◆ YOUR OBJECTIVE:
Could you give the entries back exactly as they stand, minus any pictures?

>>>

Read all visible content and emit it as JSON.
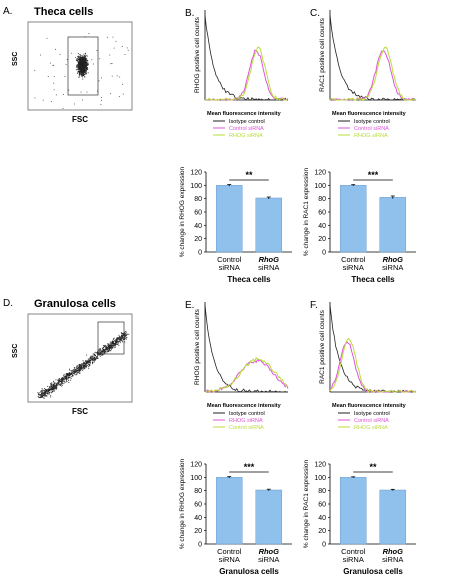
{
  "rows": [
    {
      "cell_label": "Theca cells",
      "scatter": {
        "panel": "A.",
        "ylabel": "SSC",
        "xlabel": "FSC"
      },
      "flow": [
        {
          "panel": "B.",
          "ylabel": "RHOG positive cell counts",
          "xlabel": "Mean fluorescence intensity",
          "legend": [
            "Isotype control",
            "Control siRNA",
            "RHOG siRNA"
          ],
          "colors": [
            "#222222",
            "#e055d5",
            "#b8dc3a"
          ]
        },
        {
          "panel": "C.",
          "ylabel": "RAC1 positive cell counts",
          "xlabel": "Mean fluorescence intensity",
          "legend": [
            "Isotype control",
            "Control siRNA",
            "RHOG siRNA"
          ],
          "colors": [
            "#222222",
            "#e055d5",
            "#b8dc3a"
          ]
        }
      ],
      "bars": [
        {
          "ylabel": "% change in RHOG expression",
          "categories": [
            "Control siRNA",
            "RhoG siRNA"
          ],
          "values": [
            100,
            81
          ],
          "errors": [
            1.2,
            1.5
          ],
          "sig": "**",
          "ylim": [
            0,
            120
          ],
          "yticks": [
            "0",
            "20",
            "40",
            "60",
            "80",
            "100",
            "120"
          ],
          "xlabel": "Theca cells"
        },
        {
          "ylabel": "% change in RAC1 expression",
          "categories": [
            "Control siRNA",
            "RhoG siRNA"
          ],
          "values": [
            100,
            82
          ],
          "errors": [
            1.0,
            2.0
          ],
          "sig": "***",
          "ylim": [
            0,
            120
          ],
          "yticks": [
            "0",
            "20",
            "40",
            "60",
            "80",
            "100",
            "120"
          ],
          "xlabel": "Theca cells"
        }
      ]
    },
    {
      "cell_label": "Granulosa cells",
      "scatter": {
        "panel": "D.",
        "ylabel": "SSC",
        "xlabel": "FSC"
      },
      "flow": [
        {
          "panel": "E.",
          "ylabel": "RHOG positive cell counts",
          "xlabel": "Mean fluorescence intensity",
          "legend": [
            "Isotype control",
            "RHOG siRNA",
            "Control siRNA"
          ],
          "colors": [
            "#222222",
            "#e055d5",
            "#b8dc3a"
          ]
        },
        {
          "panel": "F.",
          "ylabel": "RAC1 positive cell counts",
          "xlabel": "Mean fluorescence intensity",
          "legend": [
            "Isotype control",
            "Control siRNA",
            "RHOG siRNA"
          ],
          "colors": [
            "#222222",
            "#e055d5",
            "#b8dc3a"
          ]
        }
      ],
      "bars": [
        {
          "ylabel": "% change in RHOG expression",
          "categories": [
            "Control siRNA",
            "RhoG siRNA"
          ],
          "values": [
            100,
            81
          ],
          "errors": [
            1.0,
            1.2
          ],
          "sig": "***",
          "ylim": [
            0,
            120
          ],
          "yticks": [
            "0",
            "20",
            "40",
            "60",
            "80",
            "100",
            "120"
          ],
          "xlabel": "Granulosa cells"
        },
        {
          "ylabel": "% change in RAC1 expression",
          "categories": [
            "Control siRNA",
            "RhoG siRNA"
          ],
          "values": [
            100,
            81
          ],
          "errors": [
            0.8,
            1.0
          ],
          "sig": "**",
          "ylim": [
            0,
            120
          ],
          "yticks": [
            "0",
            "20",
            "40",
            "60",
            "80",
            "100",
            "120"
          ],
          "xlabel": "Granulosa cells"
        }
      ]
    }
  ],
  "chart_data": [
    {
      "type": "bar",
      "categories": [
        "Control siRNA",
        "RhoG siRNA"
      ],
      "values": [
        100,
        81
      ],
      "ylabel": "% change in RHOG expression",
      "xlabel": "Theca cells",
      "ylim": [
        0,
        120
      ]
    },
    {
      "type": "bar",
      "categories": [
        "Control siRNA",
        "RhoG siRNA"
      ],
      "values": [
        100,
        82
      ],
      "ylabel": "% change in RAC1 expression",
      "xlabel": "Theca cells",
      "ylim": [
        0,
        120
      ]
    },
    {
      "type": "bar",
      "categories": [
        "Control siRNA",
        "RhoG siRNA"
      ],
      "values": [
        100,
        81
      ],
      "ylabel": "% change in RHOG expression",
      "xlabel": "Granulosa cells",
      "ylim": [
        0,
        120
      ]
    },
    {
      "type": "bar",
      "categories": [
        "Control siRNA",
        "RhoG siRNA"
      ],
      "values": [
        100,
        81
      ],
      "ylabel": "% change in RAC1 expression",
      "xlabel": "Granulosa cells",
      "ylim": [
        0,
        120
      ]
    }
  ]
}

<<<

◆ RESPONSE AREA:
Read all visible content and emit it as JSON.
{
  "rows": [
    {
      "cell_label": "Theca cells",
      "scatter": {
        "panel": "A.",
        "ylabel": "SSC",
        "xlabel": "FSC"
      },
      "flow": [
        {
          "panel": "B.",
          "ylabel": "RHOG positive cell counts",
          "xlabel": "Mean fluorescence intensity",
          "legend": [
            "Isotype control",
            "Control siRNA",
            "RHOG siRNA"
          ],
          "colors": [
            "#222222",
            "#e055d5",
            "#b8dc3a"
          ]
        },
        {
          "panel": "C.",
          "ylabel": "RAC1 positive cell counts",
          "xlabel": "Mean fluorescence intensity",
          "legend": [
            "Isotype control",
            "Control siRNA",
            "RHOG siRNA"
          ],
          "colors": [
            "#222222",
            "#e055d5",
            "#b8dc3a"
          ]
        }
      ],
      "bars": [
        {
          "ylabel": "% change in RHOG expression",
          "categories": [
            "Control siRNA",
            "RhoG siRNA"
          ],
          "values": [
            100,
            81
          ],
          "errors": [
            1.2,
            1.5
          ],
          "sig": "**",
          "ylim": [
            0,
            120
          ],
          "yticks": [
            "0",
            "20",
            "40",
            "60",
            "80",
            "100",
            "120"
          ],
          "xlabel": "Theca cells"
        },
        {
          "ylabel": "% change in RAC1 expression",
          "categories": [
            "Control siRNA",
            "RhoG siRNA"
          ],
          "values": [
            100,
            82
          ],
          "errors": [
            1.0,
            2.0
          ],
          "sig": "***",
          "ylim": [
            0,
            120
          ],
          "yticks": [
            "0",
            "20",
            "40",
            "60",
            "80",
            "100",
            "120"
          ],
          "xlabel": "Theca cells"
        }
      ]
    },
    {
      "cell_label": "Granulosa cells",
      "scatter": {
        "panel": "D.",
        "ylabel": "SSC",
        "xlabel": "FSC"
      },
      "flow": [
        {
          "panel": "E.",
          "ylabel": "RHOG positive cell counts",
          "xlabel": "Mean fluorescence intensity",
          "legend": [
            "Isotype control",
            "RHOG siRNA",
            "Control siRNA"
          ],
          "colors": [
            "#222222",
            "#e055d5",
            "#b8dc3a"
          ]
        },
        {
          "panel": "F.",
          "ylabel": "RAC1 positive cell counts",
          "xlabel": "Mean fluorescence intensity",
          "legend": [
            "Isotype control",
            "Control siRNA",
            "RHOG siRNA"
          ],
          "colors": [
            "#222222",
            "#e055d5",
            "#b8dc3a"
          ]
        }
      ],
      "bars": [
        {
          "ylabel": "% change in RHOG expression",
          "categories": [
            "Control siRNA",
            "RhoG siRNA"
          ],
          "values": [
            100,
            81
          ],
          "errors": [
            1.0,
            1.2
          ],
          "sig": "***",
          "ylim": [
            0,
            120
          ],
          "yticks": [
            "0",
            "20",
            "40",
            "60",
            "80",
            "100",
            "120"
          ],
          "xlabel": "Granulosa cells"
        },
        {
          "ylabel": "% change in RAC1 expression",
          "categories": [
            "Control siRNA",
            "RhoG siRNA"
          ],
          "values": [
            100,
            81
          ],
          "errors": [
            0.8,
            1.0
          ],
          "sig": "**",
          "ylim": [
            0,
            120
          ],
          "yticks": [
            "0",
            "20",
            "40",
            "60",
            "80",
            "100",
            "120"
          ],
          "xlabel": "Granulosa cells"
        }
      ]
    }
  ],
  "chart_data": [
    {
      "type": "bar",
      "categories": [
        "Control siRNA",
        "RhoG siRNA"
      ],
      "values": [
        100,
        81
      ],
      "ylabel": "% change in RHOG expression",
      "xlabel": "Theca cells",
      "ylim": [
        0,
        120
      ]
    },
    {
      "type": "bar",
      "categories": [
        "Control siRNA",
        "RhoG siRNA"
      ],
      "values": [
        100,
        82
      ],
      "ylabel": "% change in RAC1 expression",
      "xlabel": "Theca cells",
      "ylim": [
        0,
        120
      ]
    },
    {
      "type": "bar",
      "categories": [
        "Control siRNA",
        "RhoG siRNA"
      ],
      "values": [
        100,
        81
      ],
      "ylabel": "% change in RHOG expression",
      "xlabel": "Granulosa cells",
      "ylim": [
        0,
        120
      ]
    },
    {
      "type": "bar",
      "categories": [
        "Control siRNA",
        "RhoG siRNA"
      ],
      "values": [
        100,
        81
      ],
      "ylabel": "% change in RAC1 expression",
      "xlabel": "Granulosa cells",
      "ylim": [
        0,
        120
      ]
    }
  ]
}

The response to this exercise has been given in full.